● **What to produce**
Locate and copy all lines bearing the word "Куркино".
::::
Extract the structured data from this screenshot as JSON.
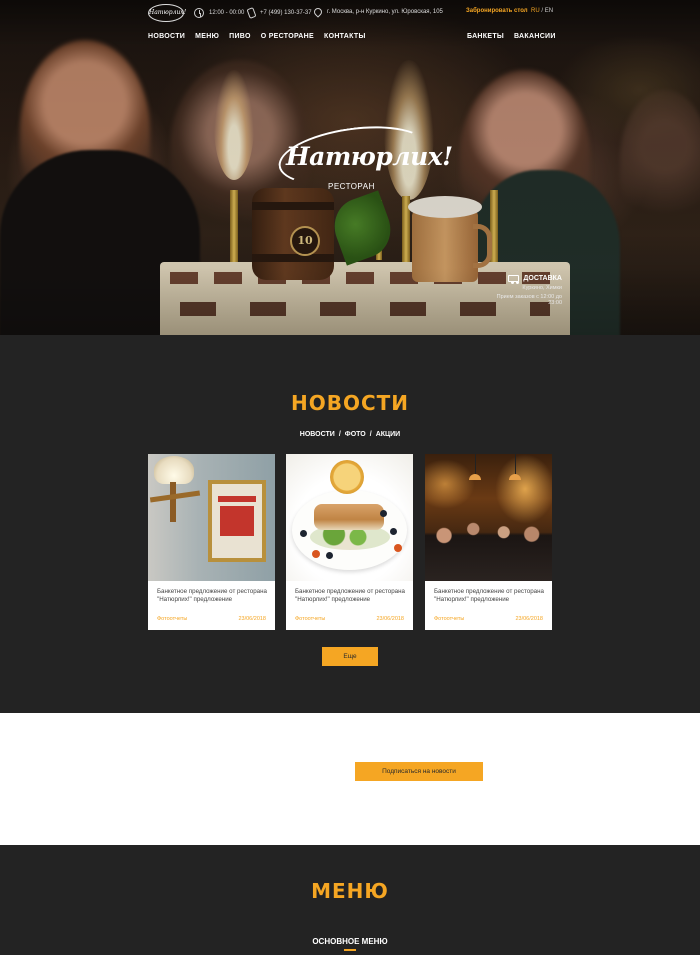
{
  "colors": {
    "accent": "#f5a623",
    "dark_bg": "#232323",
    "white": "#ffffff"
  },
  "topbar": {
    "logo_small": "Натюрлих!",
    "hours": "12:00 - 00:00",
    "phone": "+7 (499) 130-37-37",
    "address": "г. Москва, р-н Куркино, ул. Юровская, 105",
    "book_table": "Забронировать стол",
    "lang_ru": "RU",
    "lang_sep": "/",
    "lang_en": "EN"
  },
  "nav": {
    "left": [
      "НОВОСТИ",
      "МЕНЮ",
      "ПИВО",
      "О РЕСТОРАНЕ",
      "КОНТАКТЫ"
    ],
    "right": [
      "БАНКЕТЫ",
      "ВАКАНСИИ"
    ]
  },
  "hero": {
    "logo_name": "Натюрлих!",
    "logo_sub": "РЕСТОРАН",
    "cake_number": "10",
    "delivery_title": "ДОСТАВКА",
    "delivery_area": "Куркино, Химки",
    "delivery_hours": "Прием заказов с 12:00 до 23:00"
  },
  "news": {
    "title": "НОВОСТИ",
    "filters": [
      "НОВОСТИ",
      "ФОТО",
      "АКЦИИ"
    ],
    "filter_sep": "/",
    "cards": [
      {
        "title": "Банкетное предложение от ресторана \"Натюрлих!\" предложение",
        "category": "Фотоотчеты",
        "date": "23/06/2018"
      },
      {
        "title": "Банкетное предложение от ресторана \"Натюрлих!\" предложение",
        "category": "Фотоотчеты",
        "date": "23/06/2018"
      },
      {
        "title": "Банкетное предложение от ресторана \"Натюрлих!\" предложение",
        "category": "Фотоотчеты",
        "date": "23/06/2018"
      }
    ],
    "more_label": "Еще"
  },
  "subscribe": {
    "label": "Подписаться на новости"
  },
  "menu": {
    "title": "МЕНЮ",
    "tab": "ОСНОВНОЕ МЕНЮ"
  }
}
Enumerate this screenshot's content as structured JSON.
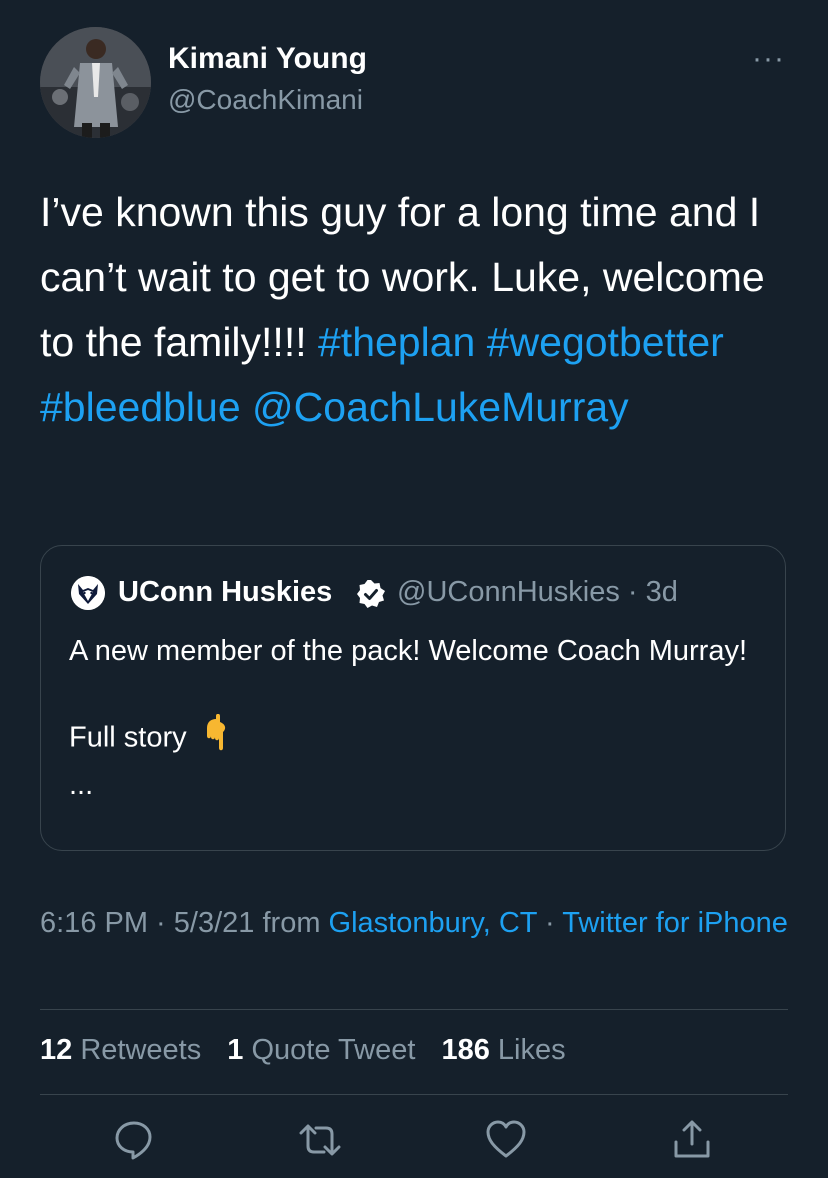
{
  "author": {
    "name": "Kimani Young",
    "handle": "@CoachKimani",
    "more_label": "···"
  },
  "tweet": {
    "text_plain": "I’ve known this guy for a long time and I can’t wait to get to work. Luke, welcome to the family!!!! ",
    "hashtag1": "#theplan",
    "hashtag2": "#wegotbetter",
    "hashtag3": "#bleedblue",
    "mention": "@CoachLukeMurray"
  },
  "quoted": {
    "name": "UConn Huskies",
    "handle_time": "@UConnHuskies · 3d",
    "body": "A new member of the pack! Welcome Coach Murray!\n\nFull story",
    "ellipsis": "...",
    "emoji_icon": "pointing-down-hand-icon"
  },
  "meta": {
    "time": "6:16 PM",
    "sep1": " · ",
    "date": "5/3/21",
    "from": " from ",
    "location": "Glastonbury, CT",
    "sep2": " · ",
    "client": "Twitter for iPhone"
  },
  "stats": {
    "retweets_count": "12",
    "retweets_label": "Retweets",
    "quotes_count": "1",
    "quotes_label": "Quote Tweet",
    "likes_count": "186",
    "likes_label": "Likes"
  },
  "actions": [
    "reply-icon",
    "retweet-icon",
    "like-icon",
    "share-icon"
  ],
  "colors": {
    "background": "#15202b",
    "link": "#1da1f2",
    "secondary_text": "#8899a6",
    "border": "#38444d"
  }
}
::::
● **Full solution**
    "address": "г. Москва, р-н Куркино, ул. Юровская, 105",
    "delivery_area": "Куркино, Химки",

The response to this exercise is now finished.